• [Objective] Can you transcribe every entry word for word, skipping the images?

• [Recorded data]
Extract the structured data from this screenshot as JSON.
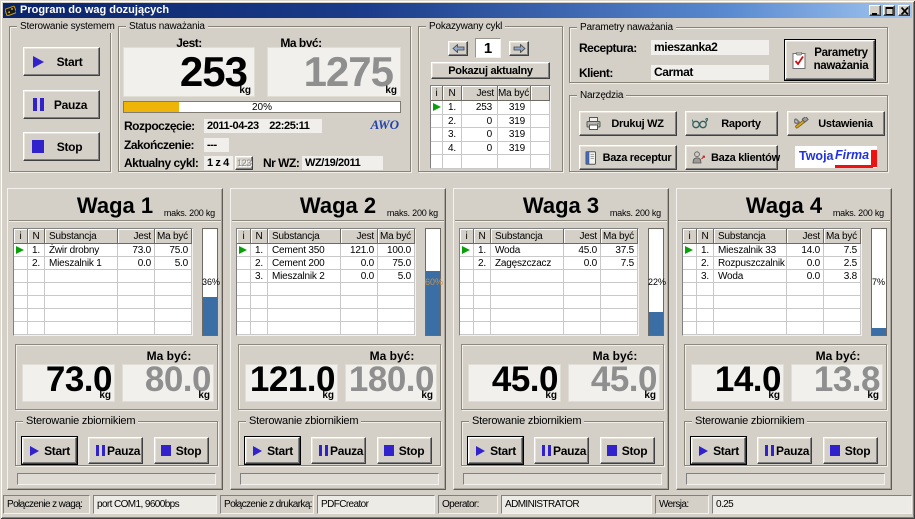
{
  "window": {
    "title": "Program do wag dozujących"
  },
  "titlebar": {
    "minimize": "minimize",
    "maximize": "maximize",
    "close": "close"
  },
  "system_group": {
    "label": "Sterowanie systemem",
    "start": "Start",
    "pauza": "Pauza",
    "stop": "Stop"
  },
  "status_group": {
    "label": "Status naważania",
    "jest_label": "Jest:",
    "jest_value": "253",
    "mabyc_label": "Ma być:",
    "mabyc_value": "1275",
    "unit": "kg",
    "progress_pct": 20,
    "progress_text": "20%",
    "rozpoczecie_label": "Rozpoczęcie:",
    "rozpoczecie_value": "2011-04-23    22:25:11",
    "zakonczenie_label": "Zakończenie:",
    "zakonczenie_value": "---",
    "cykl_label": "Aktualny cykl:",
    "cykl_value": "1 z 4",
    "cykl_btn": "123",
    "nrwz_label": "Nr WZ:",
    "nrwz_value": "WZ/19/2011",
    "logo": "AWO"
  },
  "cycle_group": {
    "label": "Pokazywany cykl",
    "current": "1",
    "show_btn": "Pokazuj aktualny",
    "headers": [
      "i",
      "N",
      "Jest",
      "Ma być",
      ""
    ],
    "rows": [
      {
        "active": true,
        "n": "1.",
        "jest": "253",
        "mabyc": "319"
      },
      {
        "active": false,
        "n": "2.",
        "jest": "0",
        "mabyc": "319"
      },
      {
        "active": false,
        "n": "3.",
        "jest": "0",
        "mabyc": "319"
      },
      {
        "active": false,
        "n": "4.",
        "jest": "0",
        "mabyc": "319"
      },
      {
        "active": false,
        "n": "",
        "jest": "",
        "mabyc": ""
      }
    ]
  },
  "params_group": {
    "label": "Parametry naważania",
    "receptura_label": "Receptura:",
    "receptura_value": "mieszanka2",
    "klient_label": "Klient:",
    "klient_value": "Carmat",
    "button_line1": "Parametry",
    "button_line2": "naważania"
  },
  "tools_group": {
    "label": "Narzędzia",
    "print": "Drukuj WZ",
    "reports": "Raporty",
    "settings": "Ustawienia",
    "recipes": "Baza receptur",
    "clients": "Baza klientów",
    "logo_word1": "Twoja",
    "logo_word2": "Firma"
  },
  "waga_common": {
    "maks": "maks. 200 kg",
    "headers": [
      "i",
      "N",
      "Substancja",
      "Jest",
      "Ma być"
    ],
    "mabyc_label": "Ma być:",
    "unit": "kg",
    "zb_label": "Sterowanie zbiornikiem",
    "start": "Start",
    "pauza": "Pauza",
    "stop": "Stop"
  },
  "wagi": [
    {
      "title": "Waga 1",
      "pct": 36,
      "pct_text": "36%",
      "jest": "73.0",
      "mabyc": "80.0",
      "rows": [
        {
          "active": true,
          "n": "1.",
          "substance": "Żwir drobny",
          "jest": "73.0",
          "mabyc": "75.0"
        },
        {
          "n": "2.",
          "substance": "Mieszalnik 1",
          "jest": "0.0",
          "mabyc": "5.0"
        },
        {},
        {},
        {},
        {},
        {}
      ]
    },
    {
      "title": "Waga 2",
      "pct": 60,
      "pct_text": "60%",
      "jest": "121.0",
      "mabyc": "180.0",
      "rows": [
        {
          "active": true,
          "n": "1.",
          "substance": "Cement 350",
          "jest": "121.0",
          "mabyc": "100.0"
        },
        {
          "n": "2.",
          "substance": "Cement 200",
          "jest": "0.0",
          "mabyc": "75.0"
        },
        {
          "n": "3.",
          "substance": "Mieszalnik 2",
          "jest": "0.0",
          "mabyc": "5.0"
        },
        {},
        {},
        {},
        {}
      ]
    },
    {
      "title": "Waga 3",
      "pct": 22,
      "pct_text": "22%",
      "jest": "45.0",
      "mabyc": "45.0",
      "rows": [
        {
          "active": true,
          "n": "1.",
          "substance": "Woda",
          "jest": "45.0",
          "mabyc": "37.5"
        },
        {
          "n": "2.",
          "substance": "Zagęszczacz",
          "jest": "0.0",
          "mabyc": "7.5"
        },
        {},
        {},
        {},
        {},
        {}
      ]
    },
    {
      "title": "Waga 4",
      "pct": 7,
      "pct_text": "7%",
      "jest": "14.0",
      "mabyc": "13.8",
      "rows": [
        {
          "active": true,
          "n": "1.",
          "substance": "Mieszalnik 33",
          "jest": "14.0",
          "mabyc": "7.5"
        },
        {
          "n": "2.",
          "substance": "Rozpuszczalnik",
          "jest": "0.0",
          "mabyc": "2.5"
        },
        {
          "n": "3.",
          "substance": "Woda",
          "jest": "0.0",
          "mabyc": "3.8"
        },
        {},
        {},
        {},
        {}
      ]
    }
  ],
  "statusbar": [
    {
      "text": "Połączenie z wagą:",
      "kind": "label"
    },
    {
      "text": "port COM1, 9600bps",
      "kind": "value"
    },
    {
      "text": "Połączenie z drukarką:",
      "kind": "label"
    },
    {
      "text": "PDFCreator",
      "kind": "value"
    },
    {
      "text": "Operator:",
      "kind": "label"
    },
    {
      "text": "ADMINISTRATOR",
      "kind": "value"
    },
    {
      "text": "Wersja:",
      "kind": "label"
    },
    {
      "text": "0.25",
      "kind": "value"
    }
  ],
  "colors": {
    "accent_blue": "#3222cc",
    "bar_fill_blue": "#3a6ea5",
    "bar_pct_on_fill": "#c8924f",
    "progress_yellow": "#eeb408",
    "logo_blue": "#2233dd",
    "logo_red": "#ee1111",
    "titlebar_left": "#0a246a",
    "titlebar_right": "#a2c6f0",
    "desktop_gray": "#d4d0c8"
  }
}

• [Output of the task]
Extract the structured data from this screenshot as JSON.
{
  "window": {
    "title": "Program do wag dozujących"
  },
  "titlebar": {
    "minimize": "minimize",
    "maximize": "maximize",
    "close": "close"
  },
  "system_group": {
    "label": "Sterowanie systemem",
    "start": "Start",
    "pauza": "Pauza",
    "stop": "Stop"
  },
  "status_group": {
    "label": "Status naważania",
    "jest_label": "Jest:",
    "jest_value": "253",
    "mabyc_label": "Ma być:",
    "mabyc_value": "1275",
    "unit": "kg",
    "progress_pct": 20,
    "progress_text": "20%",
    "rozpoczecie_label": "Rozpoczęcie:",
    "rozpoczecie_value": "2011-04-23    22:25:11",
    "zakonczenie_label": "Zakończenie:",
    "zakonczenie_value": "---",
    "cykl_label": "Aktualny cykl:",
    "cykl_value": "1 z 4",
    "cykl_btn": "123",
    "nrwz_label": "Nr WZ:",
    "nrwz_value": "WZ/19/2011",
    "logo": "AWO"
  },
  "cycle_group": {
    "label": "Pokazywany cykl",
    "current": "1",
    "show_btn": "Pokazuj aktualny",
    "headers": [
      "i",
      "N",
      "Jest",
      "Ma być",
      ""
    ],
    "rows": [
      {
        "active": true,
        "n": "1.",
        "jest": "253",
        "mabyc": "319"
      },
      {
        "active": false,
        "n": "2.",
        "jest": "0",
        "mabyc": "319"
      },
      {
        "active": false,
        "n": "3.",
        "jest": "0",
        "mabyc": "319"
      },
      {
        "active": false,
        "n": "4.",
        "jest": "0",
        "mabyc": "319"
      },
      {
        "active": false,
        "n": "",
        "jest": "",
        "mabyc": ""
      }
    ]
  },
  "params_group": {
    "label": "Parametry naważania",
    "receptura_label": "Receptura:",
    "receptura_value": "mieszanka2",
    "klient_label": "Klient:",
    "klient_value": "Carmat",
    "button_line1": "Parametry",
    "button_line2": "naważania"
  },
  "tools_group": {
    "label": "Narzędzia",
    "print": "Drukuj WZ",
    "reports": "Raporty",
    "settings": "Ustawienia",
    "recipes": "Baza receptur",
    "clients": "Baza klientów",
    "logo_word1": "Twoja",
    "logo_word2": "Firma"
  },
  "waga_common": {
    "maks": "maks. 200 kg",
    "headers": [
      "i",
      "N",
      "Substancja",
      "Jest",
      "Ma być"
    ],
    "mabyc_label": "Ma być:",
    "unit": "kg",
    "zb_label": "Sterowanie zbiornikiem",
    "start": "Start",
    "pauza": "Pauza",
    "stop": "Stop"
  },
  "wagi": [
    {
      "title": "Waga 1",
      "pct": 36,
      "pct_text": "36%",
      "jest": "73.0",
      "mabyc": "80.0",
      "rows": [
        {
          "active": true,
          "n": "1.",
          "substance": "Żwir drobny",
          "jest": "73.0",
          "mabyc": "75.0"
        },
        {
          "n": "2.",
          "substance": "Mieszalnik 1",
          "jest": "0.0",
          "mabyc": "5.0"
        },
        {},
        {},
        {},
        {},
        {}
      ]
    },
    {
      "title": "Waga 2",
      "pct": 60,
      "pct_text": "60%",
      "jest": "121.0",
      "mabyc": "180.0",
      "rows": [
        {
          "active": true,
          "n": "1.",
          "substance": "Cement 350",
          "jest": "121.0",
          "mabyc": "100.0"
        },
        {
          "n": "2.",
          "substance": "Cement 200",
          "jest": "0.0",
          "mabyc": "75.0"
        },
        {
          "n": "3.",
          "substance": "Mieszalnik 2",
          "jest": "0.0",
          "mabyc": "5.0"
        },
        {},
        {},
        {},
        {}
      ]
    },
    {
      "title": "Waga 3",
      "pct": 22,
      "pct_text": "22%",
      "jest": "45.0",
      "mabyc": "45.0",
      "rows": [
        {
          "active": true,
          "n": "1.",
          "substance": "Woda",
          "jest": "45.0",
          "mabyc": "37.5"
        },
        {
          "n": "2.",
          "substance": "Zagęszczacz",
          "jest": "0.0",
          "mabyc": "7.5"
        },
        {},
        {},
        {},
        {},
        {}
      ]
    },
    {
      "title": "Waga 4",
      "pct": 7,
      "pct_text": "7%",
      "jest": "14.0",
      "mabyc": "13.8",
      "rows": [
        {
          "active": true,
          "n": "1.",
          "substance": "Mieszalnik 33",
          "jest": "14.0",
          "mabyc": "7.5"
        },
        {
          "n": "2.",
          "substance": "Rozpuszczalnik",
          "jest": "0.0",
          "mabyc": "2.5"
        },
        {
          "n": "3.",
          "substance": "Woda",
          "jest": "0.0",
          "mabyc": "3.8"
        },
        {},
        {},
        {},
        {}
      ]
    }
  ],
  "statusbar": [
    {
      "text": "Połączenie z wagą:",
      "kind": "label"
    },
    {
      "text": "port COM1, 9600bps",
      "kind": "value"
    },
    {
      "text": "Połączenie z drukarką:",
      "kind": "label"
    },
    {
      "text": "PDFCreator",
      "kind": "value"
    },
    {
      "text": "Operator:",
      "kind": "label"
    },
    {
      "text": "ADMINISTRATOR",
      "kind": "value"
    },
    {
      "text": "Wersja:",
      "kind": "label"
    },
    {
      "text": "0.25",
      "kind": "value"
    }
  ],
  "colors": {
    "accent_blue": "#3222cc",
    "bar_fill_blue": "#3a6ea5",
    "bar_pct_on_fill": "#c8924f",
    "progress_yellow": "#eeb408",
    "logo_blue": "#2233dd",
    "logo_red": "#ee1111",
    "titlebar_left": "#0a246a",
    "titlebar_right": "#a2c6f0",
    "desktop_gray": "#d4d0c8"
  }
}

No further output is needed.